**Short exercise**
Print, exactly and completely, every entry in the data.

**Provided information**
·····
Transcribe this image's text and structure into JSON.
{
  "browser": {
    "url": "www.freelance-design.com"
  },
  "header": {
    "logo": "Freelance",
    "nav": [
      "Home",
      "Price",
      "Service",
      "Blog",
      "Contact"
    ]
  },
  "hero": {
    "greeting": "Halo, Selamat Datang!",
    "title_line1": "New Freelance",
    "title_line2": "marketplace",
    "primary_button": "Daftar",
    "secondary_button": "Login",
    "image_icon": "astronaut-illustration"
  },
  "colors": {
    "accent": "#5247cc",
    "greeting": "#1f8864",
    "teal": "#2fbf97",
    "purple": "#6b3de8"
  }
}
·····
**Output for this exercise**
Transcribe this image's text and structure into JSON.
{
  "browser": {
    "url": "www.freelance-design.com"
  },
  "header": {
    "logo": "Freelance",
    "nav": [
      "Home",
      "Price",
      "Service",
      "Blog",
      "Contact"
    ]
  },
  "hero": {
    "greeting": "Halo, Selamat Datang!",
    "title_line1": "New Freelance",
    "title_line2": "marketplace",
    "primary_button": "Daftar",
    "secondary_button": "Login",
    "image_icon": "astronaut-illustration"
  },
  "colors": {
    "accent": "#5247cc",
    "greeting": "#1f8864",
    "teal": "#2fbf97",
    "purple": "#6b3de8"
  }
}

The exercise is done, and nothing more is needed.